*OPDRACHT A:* Vertaal deze zin uit het geselecteerde fragment naar het Engels: "De Afdeling heeft geoordeeld dat een vreemdeling tijdens een procedure van aanvraag om toetsing aan EU-recht op grond van artikel 8, aanhef en onder e, van de Vw 2000 procedureel rechtmatig verblijf in Nederland heeft."
*OPDRACHT B:* Som alle wetsartikelen op die in het geselecteerde fragment worden aangehaald, telkens met de regeling waarin ze staan.

*GESELECTEERD FRAGMENT:*
+++++
Deze beroepsgrond slaagt niet. Het feit dat appellant in afwachting was van een beslissing op zijn aanvraag om toetsing aan EU-recht en vervolgens in afwachting van een beslissing op het bezwaar tegen de afwijzing van die aanvraag rechtmatig verblijf had, betekent niet dat hij in die periode rechthebbende op bijstand was. Dit heeft de volgende redenen.
De PW en het Besluit gelijkstelling
4.5.2.
Uit artikel 11, tweede en derde lid, van de PW en het Besluit gelijkstelling vreemdelingen Participatiewet, IOAW en IOAZ (Besluit gelijkstelling), gezien in verbinding met artikel 8 van de Vw 2000, vloeit – kort gezegd en voor zover hier van belang – voort dat vreemdelingen die in Nederland zijn toegelaten recht kunnen hebben op bijstand. Dit zijn vreemdelingen die (materieel) rechtmatig verblijf hebben op grond van artikel 8, onderdelen a tot en met d, van de Vw 2000 (vreemdelingen die een verblijfsvergunning hebben), of op grond van artikel 8, onderdeel e, van de Vw 2000 (vreemdelingen die toelating ontlenen aan EU-recht). Uit die bepalingen van de PW en het Besluit gelijkstelling volgt niet dat dit geldt voor vreemdelingen die rechtmatig verblijf in Nederland hebben wegens een aanvraag-, bezwaar- of beroepsprocedure (vreemdelingen die procedureel rechtmatig verblijf hebben op grond van artikel 8, onderdelen f, g en h, van de Vw 2000), behoudens in bepaalde situaties nadat die vreemdelingen eerder toegelaten zijn geweest.
De uitspraak van de Afdeling van 12 november 2021
4.5.3.
Ook uit de door appellant bedoelde uitspraak van 12 november 2021 van de Afdeling volgt niet dat vreemdelingen die rechtmatig verblijf in Nederland hebben wegens een aanvraag-, bezwaar- of beroepsprocedure over de toetsing aan EU-recht recht kunnen hebben op bijstand. Die uitspraak gaat om de vraag of vreemdelingen die onderdaan van een derde land zijn, tijdens de behandeling van een aanvraag om toetsing aan EU-recht, rechtmatig verblijf in Nederland hebben en, zo ja, op welke grond en wat het gevolg is van dat rechtmatig verblijf voor een door de staatssecretaris opgelegde bewaring krachtens artikel 59 van de Vw 2000. De Afdeling heeft geoordeeld dat een vreemdeling tijdens een procedure van aanvraag om toetsing aan EU-recht op grond van artikel 8, aanhef en onder e, van de Vw 2000 procedureel rechtmatig verblijf in Nederland heeft.
4.5.4.
+++++
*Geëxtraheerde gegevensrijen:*

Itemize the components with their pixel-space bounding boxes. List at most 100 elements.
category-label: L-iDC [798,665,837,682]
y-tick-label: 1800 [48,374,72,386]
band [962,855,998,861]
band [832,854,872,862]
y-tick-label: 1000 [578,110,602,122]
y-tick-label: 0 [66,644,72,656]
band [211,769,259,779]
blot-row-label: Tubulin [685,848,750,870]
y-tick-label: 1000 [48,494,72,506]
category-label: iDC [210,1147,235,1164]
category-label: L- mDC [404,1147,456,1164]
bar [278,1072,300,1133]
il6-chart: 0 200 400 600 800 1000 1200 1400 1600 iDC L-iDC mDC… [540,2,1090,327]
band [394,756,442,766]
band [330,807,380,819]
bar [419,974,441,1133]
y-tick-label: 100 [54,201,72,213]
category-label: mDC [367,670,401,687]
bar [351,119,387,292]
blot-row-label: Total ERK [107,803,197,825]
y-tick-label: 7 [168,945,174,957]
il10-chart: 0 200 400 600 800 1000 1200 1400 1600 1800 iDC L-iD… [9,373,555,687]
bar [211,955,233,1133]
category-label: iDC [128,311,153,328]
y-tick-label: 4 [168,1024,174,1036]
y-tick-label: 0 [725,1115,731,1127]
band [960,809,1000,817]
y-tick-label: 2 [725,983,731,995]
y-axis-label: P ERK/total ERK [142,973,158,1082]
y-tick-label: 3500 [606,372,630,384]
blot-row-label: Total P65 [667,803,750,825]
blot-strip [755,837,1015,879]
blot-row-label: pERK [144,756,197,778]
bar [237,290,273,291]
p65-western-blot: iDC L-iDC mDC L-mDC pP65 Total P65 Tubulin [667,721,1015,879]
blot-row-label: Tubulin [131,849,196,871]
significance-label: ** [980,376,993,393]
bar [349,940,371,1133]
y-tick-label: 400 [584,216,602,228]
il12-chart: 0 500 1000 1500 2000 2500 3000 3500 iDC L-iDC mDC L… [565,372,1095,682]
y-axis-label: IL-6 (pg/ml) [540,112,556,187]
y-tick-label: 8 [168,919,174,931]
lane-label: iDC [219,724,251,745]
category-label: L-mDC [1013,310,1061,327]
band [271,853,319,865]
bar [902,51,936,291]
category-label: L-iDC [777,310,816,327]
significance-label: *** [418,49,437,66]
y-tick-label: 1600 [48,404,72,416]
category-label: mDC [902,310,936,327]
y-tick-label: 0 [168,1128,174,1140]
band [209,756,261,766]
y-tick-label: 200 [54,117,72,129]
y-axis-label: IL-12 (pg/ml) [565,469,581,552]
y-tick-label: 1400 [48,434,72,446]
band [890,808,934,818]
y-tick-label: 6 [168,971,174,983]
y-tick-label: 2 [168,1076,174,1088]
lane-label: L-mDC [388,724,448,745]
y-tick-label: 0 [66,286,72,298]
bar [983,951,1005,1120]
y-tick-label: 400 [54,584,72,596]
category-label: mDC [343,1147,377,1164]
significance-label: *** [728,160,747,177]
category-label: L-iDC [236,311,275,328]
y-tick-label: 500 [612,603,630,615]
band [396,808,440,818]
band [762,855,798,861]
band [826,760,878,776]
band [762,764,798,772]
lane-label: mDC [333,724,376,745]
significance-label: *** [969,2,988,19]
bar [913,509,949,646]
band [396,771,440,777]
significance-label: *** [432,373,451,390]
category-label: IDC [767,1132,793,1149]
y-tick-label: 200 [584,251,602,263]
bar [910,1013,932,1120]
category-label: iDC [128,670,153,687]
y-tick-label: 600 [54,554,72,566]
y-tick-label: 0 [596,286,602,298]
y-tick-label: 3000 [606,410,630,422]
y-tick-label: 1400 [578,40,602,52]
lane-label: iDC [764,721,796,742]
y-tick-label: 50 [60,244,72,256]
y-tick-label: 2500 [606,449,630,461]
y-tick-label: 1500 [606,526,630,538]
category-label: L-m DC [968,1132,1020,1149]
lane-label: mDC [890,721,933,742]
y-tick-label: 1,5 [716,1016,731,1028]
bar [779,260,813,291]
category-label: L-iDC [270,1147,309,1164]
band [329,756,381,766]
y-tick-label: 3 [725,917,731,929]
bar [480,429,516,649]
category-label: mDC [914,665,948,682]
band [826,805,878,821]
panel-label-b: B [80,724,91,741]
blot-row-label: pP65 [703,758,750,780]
+++++
*VOLLEDIG ANTWOORD A:* The Division held that, during an application procedure for review under EU law, a foreign national has procedurally lawful residence in the Netherlands on the basis of Article 8, opening words and under e, of the Vw 2000.

*VOLLEDIG ANTWOORD B:*
artikel 11, tweede en derde lid, van de PW
artikel 8 van de Vw 2000
artikel 59 van de Vw 2000